— START Records for this task —
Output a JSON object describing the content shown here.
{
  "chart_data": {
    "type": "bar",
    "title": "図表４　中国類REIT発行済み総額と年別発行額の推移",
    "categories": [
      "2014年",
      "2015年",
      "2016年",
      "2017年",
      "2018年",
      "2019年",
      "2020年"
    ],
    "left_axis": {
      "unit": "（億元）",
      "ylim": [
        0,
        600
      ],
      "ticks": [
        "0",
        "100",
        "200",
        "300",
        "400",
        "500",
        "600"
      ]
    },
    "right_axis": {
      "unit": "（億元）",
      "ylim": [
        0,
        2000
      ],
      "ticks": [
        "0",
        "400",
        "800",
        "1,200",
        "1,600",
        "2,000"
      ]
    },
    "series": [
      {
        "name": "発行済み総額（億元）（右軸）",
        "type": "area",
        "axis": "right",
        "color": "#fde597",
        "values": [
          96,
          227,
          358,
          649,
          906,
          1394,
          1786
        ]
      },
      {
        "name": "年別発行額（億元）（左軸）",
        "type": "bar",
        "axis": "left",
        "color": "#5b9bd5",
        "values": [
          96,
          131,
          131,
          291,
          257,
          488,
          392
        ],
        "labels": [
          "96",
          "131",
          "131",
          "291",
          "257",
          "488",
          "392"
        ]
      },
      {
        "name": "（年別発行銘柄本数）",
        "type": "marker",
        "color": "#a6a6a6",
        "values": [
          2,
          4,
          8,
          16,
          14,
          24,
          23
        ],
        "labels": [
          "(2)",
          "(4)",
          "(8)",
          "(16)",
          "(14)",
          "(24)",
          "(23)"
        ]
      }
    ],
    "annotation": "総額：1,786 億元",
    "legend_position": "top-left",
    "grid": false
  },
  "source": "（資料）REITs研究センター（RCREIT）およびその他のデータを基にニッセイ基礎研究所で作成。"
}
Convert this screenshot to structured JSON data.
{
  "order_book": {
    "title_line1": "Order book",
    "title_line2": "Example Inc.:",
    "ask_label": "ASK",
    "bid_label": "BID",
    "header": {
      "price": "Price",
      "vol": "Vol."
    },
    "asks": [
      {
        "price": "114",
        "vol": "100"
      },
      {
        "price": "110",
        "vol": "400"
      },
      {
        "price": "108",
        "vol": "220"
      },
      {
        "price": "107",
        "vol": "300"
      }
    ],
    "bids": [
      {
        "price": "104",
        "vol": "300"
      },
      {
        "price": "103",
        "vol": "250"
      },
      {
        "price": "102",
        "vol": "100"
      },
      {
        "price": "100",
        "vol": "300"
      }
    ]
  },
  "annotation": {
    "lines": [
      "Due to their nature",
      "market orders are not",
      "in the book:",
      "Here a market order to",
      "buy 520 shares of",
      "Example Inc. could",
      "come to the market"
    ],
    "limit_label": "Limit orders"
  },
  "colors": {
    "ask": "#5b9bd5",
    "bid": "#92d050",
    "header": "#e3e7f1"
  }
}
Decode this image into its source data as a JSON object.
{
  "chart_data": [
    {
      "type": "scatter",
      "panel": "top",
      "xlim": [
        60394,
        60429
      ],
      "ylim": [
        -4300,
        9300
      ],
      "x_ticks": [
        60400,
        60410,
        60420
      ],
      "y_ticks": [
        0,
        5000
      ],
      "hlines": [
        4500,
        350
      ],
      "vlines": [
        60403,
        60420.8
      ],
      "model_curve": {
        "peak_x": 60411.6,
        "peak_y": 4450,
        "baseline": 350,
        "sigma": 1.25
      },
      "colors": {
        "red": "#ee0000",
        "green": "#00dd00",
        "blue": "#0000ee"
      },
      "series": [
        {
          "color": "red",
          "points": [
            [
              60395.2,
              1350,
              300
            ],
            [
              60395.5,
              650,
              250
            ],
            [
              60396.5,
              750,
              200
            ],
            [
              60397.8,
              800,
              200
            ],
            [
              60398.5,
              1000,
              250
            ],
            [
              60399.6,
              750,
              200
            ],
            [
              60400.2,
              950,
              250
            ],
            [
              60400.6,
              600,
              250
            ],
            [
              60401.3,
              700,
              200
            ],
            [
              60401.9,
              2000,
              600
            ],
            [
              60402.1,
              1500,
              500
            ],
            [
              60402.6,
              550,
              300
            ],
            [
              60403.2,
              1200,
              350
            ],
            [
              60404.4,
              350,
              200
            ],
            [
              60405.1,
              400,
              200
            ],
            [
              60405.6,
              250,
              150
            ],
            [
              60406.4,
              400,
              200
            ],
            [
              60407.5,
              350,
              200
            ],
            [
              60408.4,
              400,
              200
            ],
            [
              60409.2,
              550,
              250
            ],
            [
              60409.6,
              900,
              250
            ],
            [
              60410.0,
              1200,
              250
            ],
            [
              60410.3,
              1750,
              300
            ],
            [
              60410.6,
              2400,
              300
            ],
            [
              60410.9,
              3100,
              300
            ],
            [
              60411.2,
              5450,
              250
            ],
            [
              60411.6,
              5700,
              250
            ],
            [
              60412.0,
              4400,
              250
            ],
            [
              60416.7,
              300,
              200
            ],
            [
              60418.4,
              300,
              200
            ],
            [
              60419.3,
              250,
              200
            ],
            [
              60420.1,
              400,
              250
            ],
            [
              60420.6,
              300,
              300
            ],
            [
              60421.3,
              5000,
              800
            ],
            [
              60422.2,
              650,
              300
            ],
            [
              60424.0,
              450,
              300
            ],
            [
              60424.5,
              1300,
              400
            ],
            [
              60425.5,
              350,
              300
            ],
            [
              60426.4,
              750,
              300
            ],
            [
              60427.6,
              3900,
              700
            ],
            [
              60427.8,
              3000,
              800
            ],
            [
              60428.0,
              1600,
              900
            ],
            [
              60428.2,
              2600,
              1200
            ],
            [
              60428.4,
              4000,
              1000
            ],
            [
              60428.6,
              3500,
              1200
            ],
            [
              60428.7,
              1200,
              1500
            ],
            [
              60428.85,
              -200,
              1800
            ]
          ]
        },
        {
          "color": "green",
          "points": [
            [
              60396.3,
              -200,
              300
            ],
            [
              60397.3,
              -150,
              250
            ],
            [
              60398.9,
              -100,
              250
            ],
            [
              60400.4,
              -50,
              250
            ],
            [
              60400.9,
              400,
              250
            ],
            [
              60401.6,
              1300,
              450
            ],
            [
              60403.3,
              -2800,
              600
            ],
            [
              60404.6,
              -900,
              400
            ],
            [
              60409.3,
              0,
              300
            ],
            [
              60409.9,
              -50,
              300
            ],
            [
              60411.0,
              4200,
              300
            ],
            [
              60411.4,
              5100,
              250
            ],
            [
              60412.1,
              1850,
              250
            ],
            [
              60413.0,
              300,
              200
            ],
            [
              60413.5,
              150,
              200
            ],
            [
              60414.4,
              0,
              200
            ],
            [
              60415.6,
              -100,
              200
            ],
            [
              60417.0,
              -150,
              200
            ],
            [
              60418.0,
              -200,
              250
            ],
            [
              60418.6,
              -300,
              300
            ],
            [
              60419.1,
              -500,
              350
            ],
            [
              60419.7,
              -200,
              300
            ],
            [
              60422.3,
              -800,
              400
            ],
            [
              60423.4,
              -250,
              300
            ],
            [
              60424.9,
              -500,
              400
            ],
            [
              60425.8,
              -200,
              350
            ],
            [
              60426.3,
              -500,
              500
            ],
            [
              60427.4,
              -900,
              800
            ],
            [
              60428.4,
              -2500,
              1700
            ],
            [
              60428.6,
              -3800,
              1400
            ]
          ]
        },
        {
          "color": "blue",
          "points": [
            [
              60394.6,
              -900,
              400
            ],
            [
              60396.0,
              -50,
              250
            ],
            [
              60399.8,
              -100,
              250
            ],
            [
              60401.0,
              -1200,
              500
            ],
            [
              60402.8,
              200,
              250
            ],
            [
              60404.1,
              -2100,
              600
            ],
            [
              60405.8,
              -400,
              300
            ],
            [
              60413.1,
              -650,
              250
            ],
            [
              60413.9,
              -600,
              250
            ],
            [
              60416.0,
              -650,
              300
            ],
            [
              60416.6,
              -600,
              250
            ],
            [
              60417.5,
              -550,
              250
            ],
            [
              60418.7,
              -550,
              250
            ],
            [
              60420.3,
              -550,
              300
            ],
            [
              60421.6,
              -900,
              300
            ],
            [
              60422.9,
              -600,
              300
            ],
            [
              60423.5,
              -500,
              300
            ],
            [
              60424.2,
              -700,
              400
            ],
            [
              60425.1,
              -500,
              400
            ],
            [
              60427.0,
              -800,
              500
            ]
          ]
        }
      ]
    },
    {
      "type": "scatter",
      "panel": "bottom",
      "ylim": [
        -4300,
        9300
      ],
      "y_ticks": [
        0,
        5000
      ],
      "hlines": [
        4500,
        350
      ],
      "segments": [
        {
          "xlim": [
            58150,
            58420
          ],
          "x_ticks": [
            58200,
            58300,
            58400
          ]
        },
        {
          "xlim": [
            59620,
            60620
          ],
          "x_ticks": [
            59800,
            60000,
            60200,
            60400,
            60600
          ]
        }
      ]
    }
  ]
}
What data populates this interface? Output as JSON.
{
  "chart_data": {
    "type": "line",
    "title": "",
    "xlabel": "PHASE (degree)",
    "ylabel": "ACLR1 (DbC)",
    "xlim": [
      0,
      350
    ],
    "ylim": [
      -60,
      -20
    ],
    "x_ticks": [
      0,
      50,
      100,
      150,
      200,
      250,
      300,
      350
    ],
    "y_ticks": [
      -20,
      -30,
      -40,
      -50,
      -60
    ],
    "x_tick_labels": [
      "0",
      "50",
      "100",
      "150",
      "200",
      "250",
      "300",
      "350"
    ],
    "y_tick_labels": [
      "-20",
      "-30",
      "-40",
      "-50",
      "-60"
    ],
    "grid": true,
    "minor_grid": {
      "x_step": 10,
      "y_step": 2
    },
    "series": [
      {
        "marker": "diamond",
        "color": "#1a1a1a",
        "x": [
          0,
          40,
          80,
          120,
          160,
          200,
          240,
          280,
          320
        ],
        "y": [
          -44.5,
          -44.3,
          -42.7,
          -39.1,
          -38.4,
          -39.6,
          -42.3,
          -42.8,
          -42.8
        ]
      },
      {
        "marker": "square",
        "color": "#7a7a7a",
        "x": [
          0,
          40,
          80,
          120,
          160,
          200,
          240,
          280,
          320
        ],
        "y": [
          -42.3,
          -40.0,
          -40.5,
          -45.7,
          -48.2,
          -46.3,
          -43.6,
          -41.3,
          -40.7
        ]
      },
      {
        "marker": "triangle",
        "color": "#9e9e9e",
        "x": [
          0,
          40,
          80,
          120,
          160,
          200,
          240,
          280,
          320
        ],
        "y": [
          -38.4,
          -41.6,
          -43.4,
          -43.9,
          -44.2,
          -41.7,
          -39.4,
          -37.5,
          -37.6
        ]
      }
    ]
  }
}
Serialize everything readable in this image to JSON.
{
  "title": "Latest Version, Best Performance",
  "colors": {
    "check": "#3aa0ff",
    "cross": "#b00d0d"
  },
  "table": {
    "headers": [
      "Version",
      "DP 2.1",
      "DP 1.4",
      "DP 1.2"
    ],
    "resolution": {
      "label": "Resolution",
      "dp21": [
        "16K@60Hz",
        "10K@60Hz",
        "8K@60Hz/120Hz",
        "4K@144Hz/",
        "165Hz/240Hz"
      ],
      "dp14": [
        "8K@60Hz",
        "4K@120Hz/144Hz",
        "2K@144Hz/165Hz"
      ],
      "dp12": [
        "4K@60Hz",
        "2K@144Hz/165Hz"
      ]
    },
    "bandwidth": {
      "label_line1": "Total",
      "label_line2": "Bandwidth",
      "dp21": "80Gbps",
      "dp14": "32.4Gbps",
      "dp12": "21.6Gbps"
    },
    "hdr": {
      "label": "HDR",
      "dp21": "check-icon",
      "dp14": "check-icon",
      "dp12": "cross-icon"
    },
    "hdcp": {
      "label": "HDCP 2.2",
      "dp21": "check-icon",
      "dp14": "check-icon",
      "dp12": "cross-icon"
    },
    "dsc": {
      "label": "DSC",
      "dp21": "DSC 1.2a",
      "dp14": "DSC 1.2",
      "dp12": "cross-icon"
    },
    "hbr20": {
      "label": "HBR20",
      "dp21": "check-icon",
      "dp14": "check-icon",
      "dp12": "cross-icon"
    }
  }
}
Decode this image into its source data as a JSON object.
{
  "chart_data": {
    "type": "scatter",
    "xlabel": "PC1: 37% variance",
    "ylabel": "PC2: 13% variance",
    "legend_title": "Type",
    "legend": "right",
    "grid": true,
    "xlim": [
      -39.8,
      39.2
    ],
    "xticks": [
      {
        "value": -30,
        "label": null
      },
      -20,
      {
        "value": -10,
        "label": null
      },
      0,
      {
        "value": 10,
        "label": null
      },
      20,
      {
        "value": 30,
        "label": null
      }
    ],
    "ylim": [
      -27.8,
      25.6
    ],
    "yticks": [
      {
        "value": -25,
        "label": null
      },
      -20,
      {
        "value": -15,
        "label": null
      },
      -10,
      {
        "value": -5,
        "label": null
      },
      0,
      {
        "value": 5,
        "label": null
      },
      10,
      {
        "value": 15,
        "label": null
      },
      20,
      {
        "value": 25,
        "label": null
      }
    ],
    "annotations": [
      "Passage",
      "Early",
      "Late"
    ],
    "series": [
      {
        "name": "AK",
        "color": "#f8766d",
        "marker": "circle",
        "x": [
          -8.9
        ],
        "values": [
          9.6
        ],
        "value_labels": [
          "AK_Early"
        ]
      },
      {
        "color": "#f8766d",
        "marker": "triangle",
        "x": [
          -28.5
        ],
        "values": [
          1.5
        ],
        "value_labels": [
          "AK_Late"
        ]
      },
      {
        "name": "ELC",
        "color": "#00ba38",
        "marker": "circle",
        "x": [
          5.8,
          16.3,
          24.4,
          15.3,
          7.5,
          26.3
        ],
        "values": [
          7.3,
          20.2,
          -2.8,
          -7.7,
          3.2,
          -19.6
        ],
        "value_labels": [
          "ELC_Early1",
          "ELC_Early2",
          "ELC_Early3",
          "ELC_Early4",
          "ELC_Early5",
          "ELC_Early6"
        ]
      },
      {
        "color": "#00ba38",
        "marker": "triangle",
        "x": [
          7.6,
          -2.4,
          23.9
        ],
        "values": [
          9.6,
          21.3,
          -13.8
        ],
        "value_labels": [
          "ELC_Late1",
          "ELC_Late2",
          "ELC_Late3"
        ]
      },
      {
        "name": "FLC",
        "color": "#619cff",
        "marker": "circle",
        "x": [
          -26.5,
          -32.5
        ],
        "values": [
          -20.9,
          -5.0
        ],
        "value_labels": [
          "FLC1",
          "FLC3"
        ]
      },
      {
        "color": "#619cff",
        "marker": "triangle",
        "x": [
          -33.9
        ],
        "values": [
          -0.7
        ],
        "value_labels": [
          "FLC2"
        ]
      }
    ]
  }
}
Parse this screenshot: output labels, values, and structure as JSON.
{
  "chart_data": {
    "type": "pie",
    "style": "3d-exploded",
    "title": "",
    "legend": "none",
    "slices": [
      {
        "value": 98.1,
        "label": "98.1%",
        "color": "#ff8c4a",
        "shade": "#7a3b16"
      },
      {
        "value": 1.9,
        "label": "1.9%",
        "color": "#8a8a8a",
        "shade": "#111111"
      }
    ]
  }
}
— END Records for this task —
- [Directions for this task]
Wherever the word "Example" occurs in a line of the listing, copy that line.

- [Exercise solution]
    "title_line2": "Example Inc.:",
      "Example Inc. could",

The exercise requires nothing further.